Restate the records in their entirety, word for word.

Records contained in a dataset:
_ _ _ _ _ _ _

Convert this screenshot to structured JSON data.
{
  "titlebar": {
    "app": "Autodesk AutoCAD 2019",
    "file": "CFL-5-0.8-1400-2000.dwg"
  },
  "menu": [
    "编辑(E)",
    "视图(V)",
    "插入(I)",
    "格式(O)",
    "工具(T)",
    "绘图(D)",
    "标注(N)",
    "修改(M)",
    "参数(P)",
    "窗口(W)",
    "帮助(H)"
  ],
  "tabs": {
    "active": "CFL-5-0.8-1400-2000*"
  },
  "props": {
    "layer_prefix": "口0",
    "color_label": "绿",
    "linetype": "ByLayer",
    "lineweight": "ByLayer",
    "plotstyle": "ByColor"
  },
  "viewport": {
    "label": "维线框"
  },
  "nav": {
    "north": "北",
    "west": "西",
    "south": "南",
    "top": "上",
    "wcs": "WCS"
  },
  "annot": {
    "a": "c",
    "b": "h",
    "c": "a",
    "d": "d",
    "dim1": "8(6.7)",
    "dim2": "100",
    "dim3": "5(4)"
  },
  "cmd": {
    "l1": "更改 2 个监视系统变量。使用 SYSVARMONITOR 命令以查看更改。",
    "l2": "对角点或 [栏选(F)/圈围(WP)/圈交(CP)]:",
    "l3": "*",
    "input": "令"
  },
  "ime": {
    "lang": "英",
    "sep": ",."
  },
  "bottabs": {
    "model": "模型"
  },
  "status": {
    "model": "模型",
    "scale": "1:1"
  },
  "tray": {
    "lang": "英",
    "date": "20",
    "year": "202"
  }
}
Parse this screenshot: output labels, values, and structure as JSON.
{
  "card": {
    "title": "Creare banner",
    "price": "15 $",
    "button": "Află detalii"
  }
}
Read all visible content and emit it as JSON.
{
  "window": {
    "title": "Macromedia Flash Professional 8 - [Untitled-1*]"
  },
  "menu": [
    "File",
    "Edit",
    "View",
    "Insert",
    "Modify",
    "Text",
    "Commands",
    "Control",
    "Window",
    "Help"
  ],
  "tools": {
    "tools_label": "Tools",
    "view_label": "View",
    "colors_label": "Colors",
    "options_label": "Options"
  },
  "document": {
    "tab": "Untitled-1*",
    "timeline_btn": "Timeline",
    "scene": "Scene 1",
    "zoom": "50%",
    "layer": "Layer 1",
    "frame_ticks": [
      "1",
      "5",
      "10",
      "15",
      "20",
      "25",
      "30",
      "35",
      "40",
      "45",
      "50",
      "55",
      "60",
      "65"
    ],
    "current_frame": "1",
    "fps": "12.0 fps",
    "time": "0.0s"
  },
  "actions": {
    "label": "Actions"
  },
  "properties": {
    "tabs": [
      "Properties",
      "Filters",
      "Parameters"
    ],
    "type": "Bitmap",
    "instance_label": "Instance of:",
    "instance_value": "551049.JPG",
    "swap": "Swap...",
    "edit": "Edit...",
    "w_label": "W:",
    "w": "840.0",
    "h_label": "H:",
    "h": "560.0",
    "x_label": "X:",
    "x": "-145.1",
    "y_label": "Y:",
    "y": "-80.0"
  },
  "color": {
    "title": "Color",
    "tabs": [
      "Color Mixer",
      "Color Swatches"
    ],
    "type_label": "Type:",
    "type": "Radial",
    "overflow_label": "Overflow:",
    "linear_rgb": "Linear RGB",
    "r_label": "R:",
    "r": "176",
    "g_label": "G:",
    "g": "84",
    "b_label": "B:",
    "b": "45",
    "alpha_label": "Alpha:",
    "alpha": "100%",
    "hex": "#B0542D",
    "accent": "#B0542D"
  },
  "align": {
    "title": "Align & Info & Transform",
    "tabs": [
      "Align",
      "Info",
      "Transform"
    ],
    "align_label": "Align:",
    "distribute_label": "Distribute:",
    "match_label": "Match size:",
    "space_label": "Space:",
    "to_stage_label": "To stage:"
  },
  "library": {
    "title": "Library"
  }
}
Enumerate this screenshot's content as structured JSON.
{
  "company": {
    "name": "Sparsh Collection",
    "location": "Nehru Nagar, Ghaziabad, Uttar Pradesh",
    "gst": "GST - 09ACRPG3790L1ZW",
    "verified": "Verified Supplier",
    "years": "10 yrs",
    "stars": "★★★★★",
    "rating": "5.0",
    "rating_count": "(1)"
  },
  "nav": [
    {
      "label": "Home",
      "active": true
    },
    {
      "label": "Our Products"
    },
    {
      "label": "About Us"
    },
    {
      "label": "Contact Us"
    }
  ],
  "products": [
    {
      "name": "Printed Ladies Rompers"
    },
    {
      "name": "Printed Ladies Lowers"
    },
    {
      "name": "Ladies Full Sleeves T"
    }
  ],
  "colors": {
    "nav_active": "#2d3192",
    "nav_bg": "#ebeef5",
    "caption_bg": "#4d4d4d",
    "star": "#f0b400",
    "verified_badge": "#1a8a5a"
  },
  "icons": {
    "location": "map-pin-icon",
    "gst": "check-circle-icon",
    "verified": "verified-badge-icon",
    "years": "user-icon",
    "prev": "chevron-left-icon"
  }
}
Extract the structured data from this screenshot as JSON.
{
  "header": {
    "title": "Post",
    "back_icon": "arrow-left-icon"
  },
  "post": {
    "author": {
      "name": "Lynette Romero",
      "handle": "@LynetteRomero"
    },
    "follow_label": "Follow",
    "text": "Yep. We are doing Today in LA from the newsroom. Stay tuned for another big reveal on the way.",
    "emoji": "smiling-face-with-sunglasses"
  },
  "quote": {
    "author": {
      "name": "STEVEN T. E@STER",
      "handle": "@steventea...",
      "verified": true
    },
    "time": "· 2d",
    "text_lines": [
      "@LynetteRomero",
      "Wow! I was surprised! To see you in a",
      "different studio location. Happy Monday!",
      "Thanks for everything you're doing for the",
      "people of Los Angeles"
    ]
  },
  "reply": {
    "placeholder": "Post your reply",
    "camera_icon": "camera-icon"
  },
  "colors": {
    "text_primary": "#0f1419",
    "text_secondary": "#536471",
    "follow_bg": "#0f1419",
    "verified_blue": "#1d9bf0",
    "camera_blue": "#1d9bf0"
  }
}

_ _ _ _ _ _ _

** Task response **
Convert this screenshot to structured JSON data.
{
  "titlebar": {
    "app": "Autodesk AutoCAD 2019",
    "file": "CFL-5-0.8-1400-2000.dwg"
  },
  "menu": [
    "编辑(E)",
    "视图(V)",
    "插入(I)",
    "格式(O)",
    "工具(T)",
    "绘图(D)",
    "标注(N)",
    "修改(M)",
    "参数(P)",
    "窗口(W)",
    "帮助(H)"
  ],
  "tabs": {
    "active": "CFL-5-0.8-1400-2000*"
  },
  "props": {
    "layer_prefix": "口0",
    "color_label": "绿",
    "linetype": "ByLayer",
    "lineweight": "ByLayer",
    "plotstyle": "ByColor"
  },
  "viewport": {
    "label": "维线框"
  },
  "nav": {
    "north": "北",
    "west": "西",
    "south": "南",
    "top": "上",
    "wcs": "WCS"
  },
  "annot": {
    "a": "c",
    "b": "h",
    "c": "a",
    "d": "d",
    "dim1": "8(6.7)",
    "dim2": "100",
    "dim3": "5(4)"
  },
  "cmd": {
    "l1": "更改 2 个监视系统变量。使用 SYSVARMONITOR 命令以查看更改。",
    "l2": "对角点或 [栏选(F)/圈围(WP)/圈交(CP)]:",
    "l3": "*",
    "input": "令"
  },
  "ime": {
    "lang": "英",
    "sep": ",."
  },
  "bottabs": {
    "model": "模型"
  },
  "status": {
    "model": "模型",
    "scale": "1:1"
  },
  "tray": {
    "lang": "英",
    "date": "20",
    "year": "202"
  }
}
Parse this screenshot: output labels, values, and structure as JSON.
{
  "card": {
    "title": "Creare banner",
    "price": "15 $",
    "button": "Află detalii"
  }
}
Read all visible content and emit it as JSON.
{
  "window": {
    "title": "Macromedia Flash Professional 8 - [Untitled-1*]"
  },
  "menu": [
    "File",
    "Edit",
    "View",
    "Insert",
    "Modify",
    "Text",
    "Commands",
    "Control",
    "Window",
    "Help"
  ],
  "tools": {
    "tools_label": "Tools",
    "view_label": "View",
    "colors_label": "Colors",
    "options_label": "Options"
  },
  "document": {
    "tab": "Untitled-1*",
    "timeline_btn": "Timeline",
    "scene": "Scene 1",
    "zoom": "50%",
    "layer": "Layer 1",
    "frame_ticks": [
      "1",
      "5",
      "10",
      "15",
      "20",
      "25",
      "30",
      "35",
      "40",
      "45",
      "50",
      "55",
      "60",
      "65"
    ],
    "current_frame": "1",
    "fps": "12.0 fps",
    "time": "0.0s"
  },
  "actions": {
    "label": "Actions"
  },
  "properties": {
    "tabs": [
      "Properties",
      "Filters",
      "Parameters"
    ],
    "type": "Bitmap",
    "instance_label": "Instance of:",
    "instance_value": "551049.JPG",
    "swap": "Swap...",
    "edit": "Edit...",
    "w_label": "W:",
    "w": "840.0",
    "h_label": "H:",
    "h": "560.0",
    "x_label": "X:",
    "x": "-145.1",
    "y_label": "Y:",
    "y": "-80.0"
  },
  "color": {
    "title": "Color",
    "tabs": [
      "Color Mixer",
      "Color Swatches"
    ],
    "type_label": "Type:",
    "type": "Radial",
    "overflow_label": "Overflow:",
    "linear_rgb": "Linear RGB",
    "r_label": "R:",
    "r": "176",
    "g_label": "G:",
    "g": "84",
    "b_label": "B:",
    "b": "45",
    "alpha_label": "Alpha:",
    "alpha": "100%",
    "hex": "#B0542D",
    "accent": "#B0542D"
  },
  "align": {
    "title": "Align & Info & Transform",
    "tabs": [
      "Align",
      "Info",
      "Transform"
    ],
    "align_label": "Align:",
    "distribute_label": "Distribute:",
    "match_label": "Match size:",
    "space_label": "Space:",
    "to_stage_label": "To stage:"
  },
  "library": {
    "title": "Library"
  }
}
Enumerate this screenshot's content as structured JSON.
{
  "company": {
    "name": "Sparsh Collection",
    "location": "Nehru Nagar, Ghaziabad, Uttar Pradesh",
    "gst": "GST - 09ACRPG3790L1ZW",
    "verified": "Verified Supplier",
    "years": "10 yrs",
    "stars": "★★★★★",
    "rating": "5.0",
    "rating_count": "(1)"
  },
  "nav": [
    {
      "label": "Home",
      "active": true
    },
    {
      "label": "Our Products"
    },
    {
      "label": "About Us"
    },
    {
      "label": "Contact Us"
    }
  ],
  "products": [
    {
      "name": "Printed Ladies Rompers"
    },
    {
      "name": "Printed Ladies Lowers"
    },
    {
      "name": "Ladies Full Sleeves T"
    }
  ],
  "colors": {
    "nav_active": "#2d3192",
    "nav_bg": "#ebeef5",
    "caption_bg": "#4d4d4d",
    "star": "#f0b400",
    "verified_badge": "#1a8a5a"
  },
  "icons": {
    "location": "map-pin-icon",
    "gst": "check-circle-icon",
    "verified": "verified-badge-icon",
    "years": "user-icon",
    "prev": "chevron-left-icon"
  }
}
Extract the structured data from this screenshot as JSON.
{
  "header": {
    "title": "Post",
    "back_icon": "arrow-left-icon"
  },
  "post": {
    "author": {
      "name": "Lynette Romero",
      "handle": "@LynetteRomero"
    },
    "follow_label": "Follow",
    "text": "Yep. We are doing Today in LA from the newsroom. Stay tuned for another big reveal on the way.",
    "emoji": "smiling-face-with-sunglasses"
  },
  "quote": {
    "author": {
      "name": "STEVEN T. E@STER",
      "handle": "@steventea...",
      "verified": true
    },
    "time": "· 2d",
    "text_lines": [
      "@LynetteRomero",
      "Wow! I was surprised! To see you in a",
      "different studio location. Happy Monday!",
      "Thanks for everything you're doing for the",
      "people of Los Angeles"
    ]
  },
  "reply": {
    "placeholder": "Post your reply",
    "camera_icon": "camera-icon"
  },
  "colors": {
    "text_primary": "#0f1419",
    "text_secondary": "#536471",
    "follow_bg": "#0f1419",
    "verified_blue": "#1d9bf0",
    "camera_blue": "#1d9bf0"
  }
}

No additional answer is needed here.